**WORK TO BE COMPLETED:** Word for word, restate every line of the material.

**DATA LINES:**

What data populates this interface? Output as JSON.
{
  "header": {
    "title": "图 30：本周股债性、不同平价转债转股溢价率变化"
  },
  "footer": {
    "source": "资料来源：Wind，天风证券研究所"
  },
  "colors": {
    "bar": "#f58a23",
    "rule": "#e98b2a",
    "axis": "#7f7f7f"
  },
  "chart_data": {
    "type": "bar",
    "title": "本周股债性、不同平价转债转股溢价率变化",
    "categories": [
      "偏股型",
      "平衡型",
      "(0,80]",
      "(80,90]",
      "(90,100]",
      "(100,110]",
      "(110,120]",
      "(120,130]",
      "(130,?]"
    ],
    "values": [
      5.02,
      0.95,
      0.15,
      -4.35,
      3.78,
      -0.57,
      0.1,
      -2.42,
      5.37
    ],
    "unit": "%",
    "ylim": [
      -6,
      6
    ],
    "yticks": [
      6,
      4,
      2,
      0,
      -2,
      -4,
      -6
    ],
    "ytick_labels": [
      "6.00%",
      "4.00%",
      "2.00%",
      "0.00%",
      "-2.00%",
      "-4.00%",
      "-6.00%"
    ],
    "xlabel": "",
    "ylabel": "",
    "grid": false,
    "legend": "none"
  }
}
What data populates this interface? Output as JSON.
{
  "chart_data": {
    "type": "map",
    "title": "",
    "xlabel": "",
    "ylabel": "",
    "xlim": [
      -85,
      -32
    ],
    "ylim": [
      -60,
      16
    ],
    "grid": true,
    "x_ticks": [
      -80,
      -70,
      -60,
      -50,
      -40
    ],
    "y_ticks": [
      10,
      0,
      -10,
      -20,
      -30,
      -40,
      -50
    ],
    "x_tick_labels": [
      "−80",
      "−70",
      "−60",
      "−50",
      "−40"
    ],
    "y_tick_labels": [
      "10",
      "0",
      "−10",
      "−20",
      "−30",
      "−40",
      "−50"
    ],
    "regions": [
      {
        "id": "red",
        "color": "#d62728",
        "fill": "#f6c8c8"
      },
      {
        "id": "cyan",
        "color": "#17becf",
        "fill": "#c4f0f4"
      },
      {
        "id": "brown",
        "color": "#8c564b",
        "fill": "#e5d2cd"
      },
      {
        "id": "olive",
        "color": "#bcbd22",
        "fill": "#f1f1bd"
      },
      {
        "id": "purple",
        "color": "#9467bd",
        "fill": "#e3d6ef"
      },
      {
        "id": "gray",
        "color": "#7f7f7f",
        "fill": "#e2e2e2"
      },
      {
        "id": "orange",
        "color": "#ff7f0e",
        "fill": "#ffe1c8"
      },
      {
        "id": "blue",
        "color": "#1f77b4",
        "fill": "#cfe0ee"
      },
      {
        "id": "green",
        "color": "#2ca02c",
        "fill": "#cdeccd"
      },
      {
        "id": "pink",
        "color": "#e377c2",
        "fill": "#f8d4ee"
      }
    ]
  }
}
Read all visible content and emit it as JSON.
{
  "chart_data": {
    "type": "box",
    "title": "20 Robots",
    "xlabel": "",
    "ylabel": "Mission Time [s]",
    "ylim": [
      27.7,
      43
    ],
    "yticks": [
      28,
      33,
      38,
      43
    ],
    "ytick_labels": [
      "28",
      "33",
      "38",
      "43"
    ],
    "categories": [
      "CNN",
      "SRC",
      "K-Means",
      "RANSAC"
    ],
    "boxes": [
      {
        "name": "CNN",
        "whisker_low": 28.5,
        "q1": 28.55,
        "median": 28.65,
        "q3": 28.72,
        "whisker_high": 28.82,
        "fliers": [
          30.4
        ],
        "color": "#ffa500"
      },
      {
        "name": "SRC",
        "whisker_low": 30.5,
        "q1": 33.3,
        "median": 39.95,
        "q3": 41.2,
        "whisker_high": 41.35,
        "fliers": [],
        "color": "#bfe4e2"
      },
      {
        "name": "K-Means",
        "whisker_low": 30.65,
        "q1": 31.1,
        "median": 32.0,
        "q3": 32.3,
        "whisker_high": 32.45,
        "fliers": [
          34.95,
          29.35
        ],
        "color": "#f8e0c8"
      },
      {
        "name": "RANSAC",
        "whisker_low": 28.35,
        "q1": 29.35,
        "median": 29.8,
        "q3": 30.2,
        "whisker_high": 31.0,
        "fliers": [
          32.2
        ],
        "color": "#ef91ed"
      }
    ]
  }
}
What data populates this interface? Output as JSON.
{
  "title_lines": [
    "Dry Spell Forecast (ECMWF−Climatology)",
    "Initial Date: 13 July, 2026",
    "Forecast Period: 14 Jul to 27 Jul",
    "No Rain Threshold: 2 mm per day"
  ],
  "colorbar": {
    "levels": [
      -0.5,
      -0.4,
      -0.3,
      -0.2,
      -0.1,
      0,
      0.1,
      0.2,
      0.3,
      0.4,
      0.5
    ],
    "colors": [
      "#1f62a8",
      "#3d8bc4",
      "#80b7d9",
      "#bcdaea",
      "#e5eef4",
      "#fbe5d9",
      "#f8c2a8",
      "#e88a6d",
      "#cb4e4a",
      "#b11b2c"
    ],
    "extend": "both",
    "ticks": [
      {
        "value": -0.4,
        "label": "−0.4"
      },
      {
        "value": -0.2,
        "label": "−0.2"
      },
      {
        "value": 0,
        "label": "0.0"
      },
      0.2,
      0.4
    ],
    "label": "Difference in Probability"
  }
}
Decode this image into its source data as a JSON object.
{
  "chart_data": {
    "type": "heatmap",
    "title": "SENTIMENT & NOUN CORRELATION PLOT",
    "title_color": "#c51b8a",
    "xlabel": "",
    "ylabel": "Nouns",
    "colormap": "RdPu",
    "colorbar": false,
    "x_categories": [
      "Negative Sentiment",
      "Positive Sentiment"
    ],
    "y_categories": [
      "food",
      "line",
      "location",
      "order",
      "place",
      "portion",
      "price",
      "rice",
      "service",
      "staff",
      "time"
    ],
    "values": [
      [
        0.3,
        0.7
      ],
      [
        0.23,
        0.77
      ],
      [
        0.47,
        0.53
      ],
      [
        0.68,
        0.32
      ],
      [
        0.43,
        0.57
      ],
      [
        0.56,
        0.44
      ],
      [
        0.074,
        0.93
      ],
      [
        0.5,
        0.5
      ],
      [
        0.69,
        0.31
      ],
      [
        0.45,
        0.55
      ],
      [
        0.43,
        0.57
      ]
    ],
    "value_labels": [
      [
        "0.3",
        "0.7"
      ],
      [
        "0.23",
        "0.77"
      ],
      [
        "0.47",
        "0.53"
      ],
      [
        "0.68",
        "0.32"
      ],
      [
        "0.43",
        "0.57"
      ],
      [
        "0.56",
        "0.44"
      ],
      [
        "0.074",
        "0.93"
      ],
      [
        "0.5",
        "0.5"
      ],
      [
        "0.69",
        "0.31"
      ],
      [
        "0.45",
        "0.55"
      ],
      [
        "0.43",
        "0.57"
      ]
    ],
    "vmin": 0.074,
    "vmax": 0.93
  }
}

**EXERCISE RESULT:**
What data populates this interface? Output as JSON.
{
  "header": {
    "title": "图 30：本周股债性、不同平价转债转股溢价率变化"
  },
  "footer": {
    "source": "资料来源：Wind，天风证券研究所"
  },
  "colors": {
    "bar": "#f58a23",
    "rule": "#e98b2a",
    "axis": "#7f7f7f"
  },
  "chart_data": {
    "type": "bar",
    "title": "本周股债性、不同平价转债转股溢价率变化",
    "categories": [
      "偏股型",
      "平衡型",
      "(0,80]",
      "(80,90]",
      "(90,100]",
      "(100,110]",
      "(110,120]",
      "(120,130]",
      "(130,?]"
    ],
    "values": [
      5.02,
      0.95,
      0.15,
      -4.35,
      3.78,
      -0.57,
      0.1,
      -2.42,
      5.37
    ],
    "unit": "%",
    "ylim": [
      -6,
      6
    ],
    "yticks": [
      6,
      4,
      2,
      0,
      -2,
      -4,
      -6
    ],
    "ytick_labels": [
      "6.00%",
      "4.00%",
      "2.00%",
      "0.00%",
      "-2.00%",
      "-4.00%",
      "-6.00%"
    ],
    "xlabel": "",
    "ylabel": "",
    "grid": false,
    "legend": "none"
  }
}
What data populates this interface? Output as JSON.
{
  "chart_data": {
    "type": "map",
    "title": "",
    "xlabel": "",
    "ylabel": "",
    "xlim": [
      -85,
      -32
    ],
    "ylim": [
      -60,
      16
    ],
    "grid": true,
    "x_ticks": [
      -80,
      -70,
      -60,
      -50,
      -40
    ],
    "y_ticks": [
      10,
      0,
      -10,
      -20,
      -30,
      -40,
      -50
    ],
    "x_tick_labels": [
      "−80",
      "−70",
      "−60",
      "−50",
      "−40"
    ],
    "y_tick_labels": [
      "10",
      "0",
      "−10",
      "−20",
      "−30",
      "−40",
      "−50"
    ],
    "regions": [
      {
        "id": "red",
        "color": "#d62728",
        "fill": "#f6c8c8"
      },
      {
        "id": "cyan",
        "color": "#17becf",
        "fill": "#c4f0f4"
      },
      {
        "id": "brown",
        "color": "#8c564b",
        "fill": "#e5d2cd"
      },
      {
        "id": "olive",
        "color": "#bcbd22",
        "fill": "#f1f1bd"
      },
      {
        "id": "purple",
        "color": "#9467bd",
        "fill": "#e3d6ef"
      },
      {
        "id": "gray",
        "color": "#7f7f7f",
        "fill": "#e2e2e2"
      },
      {
        "id": "orange",
        "color": "#ff7f0e",
        "fill": "#ffe1c8"
      },
      {
        "id": "blue",
        "color": "#1f77b4",
        "fill": "#cfe0ee"
      },
      {
        "id": "green",
        "color": "#2ca02c",
        "fill": "#cdeccd"
      },
      {
        "id": "pink",
        "color": "#e377c2",
        "fill": "#f8d4ee"
      }
    ]
  }
}
Read all visible content and emit it as JSON.
{
  "chart_data": {
    "type": "box",
    "title": "20 Robots",
    "xlabel": "",
    "ylabel": "Mission Time [s]",
    "ylim": [
      27.7,
      43
    ],
    "yticks": [
      28,
      33,
      38,
      43
    ],
    "ytick_labels": [
      "28",
      "33",
      "38",
      "43"
    ],
    "categories": [
      "CNN",
      "SRC",
      "K-Means",
      "RANSAC"
    ],
    "boxes": [
      {
        "name": "CNN",
        "whisker_low": 28.5,
        "q1": 28.55,
        "median": 28.65,
        "q3": 28.72,
        "whisker_high": 28.82,
        "fliers": [
          30.4
        ],
        "color": "#ffa500"
      },
      {
        "name": "SRC",
        "whisker_low": 30.5,
        "q1": 33.3,
        "median": 39.95,
        "q3": 41.2,
        "whisker_high": 41.35,
        "fliers": [],
        "color": "#bfe4e2"
      },
      {
        "name": "K-Means",
        "whisker_low": 30.65,
        "q1": 31.1,
        "median": 32.0,
        "q3": 32.3,
        "whisker_high": 32.45,
        "fliers": [
          34.95,
          29.35
        ],
        "color": "#f8e0c8"
      },
      {
        "name": "RANSAC",
        "whisker_low": 28.35,
        "q1": 29.35,
        "median": 29.8,
        "q3": 30.2,
        "whisker_high": 31.0,
        "fliers": [
          32.2
        ],
        "color": "#ef91ed"
      }
    ]
  }
}
What data populates this interface? Output as JSON.
{
  "title_lines": [
    "Dry Spell Forecast (ECMWF−Climatology)",
    "Initial Date: 13 July, 2026",
    "Forecast Period: 14 Jul to 27 Jul",
    "No Rain Threshold: 2 mm per day"
  ],
  "colorbar": {
    "levels": [
      -0.5,
      -0.4,
      -0.3,
      -0.2,
      -0.1,
      0,
      0.1,
      0.2,
      0.3,
      0.4,
      0.5
    ],
    "colors": [
      "#1f62a8",
      "#3d8bc4",
      "#80b7d9",
      "#bcdaea",
      "#e5eef4",
      "#fbe5d9",
      "#f8c2a8",
      "#e88a6d",
      "#cb4e4a",
      "#b11b2c"
    ],
    "extend": "both",
    "ticks": [
      {
        "value": -0.4,
        "label": "−0.4"
      },
      {
        "value": -0.2,
        "label": "−0.2"
      },
      {
        "value": 0,
        "label": "0.0"
      },
      0.2,
      0.4
    ],
    "label": "Difference in Probability"
  }
}
Decode this image into its source data as a JSON object.
{
  "chart_data": {
    "type": "heatmap",
    "title": "SENTIMENT & NOUN CORRELATION PLOT",
    "title_color": "#c51b8a",
    "xlabel": "",
    "ylabel": "Nouns",
    "colormap": "RdPu",
    "colorbar": false,
    "x_categories": [
      "Negative Sentiment",
      "Positive Sentiment"
    ],
    "y_categories": [
      "food",
      "line",
      "location",
      "order",
      "place",
      "portion",
      "price",
      "rice",
      "service",
      "staff",
      "time"
    ],
    "values": [
      [
        0.3,
        0.7
      ],
      [
        0.23,
        0.77
      ],
      [
        0.47,
        0.53
      ],
      [
        0.68,
        0.32
      ],
      [
        0.43,
        0.57
      ],
      [
        0.56,
        0.44
      ],
      [
        0.074,
        0.93
      ],
      [
        0.5,
        0.5
      ],
      [
        0.69,
        0.31
      ],
      [
        0.45,
        0.55
      ],
      [
        0.43,
        0.57
      ]
    ],
    "value_labels": [
      [
        "0.3",
        "0.7"
      ],
      [
        "0.23",
        "0.77"
      ],
      [
        "0.47",
        "0.53"
      ],
      [
        "0.68",
        "0.32"
      ],
      [
        "0.43",
        "0.57"
      ],
      [
        "0.56",
        "0.44"
      ],
      [
        "0.074",
        "0.93"
      ],
      [
        "0.5",
        "0.5"
      ],
      [
        "0.69",
        "0.31"
      ],
      [
        "0.45",
        "0.55"
      ],
      [
        "0.43",
        "0.57"
      ]
    ],
    "vmin": 0.074,
    "vmax": 0.93
  }
}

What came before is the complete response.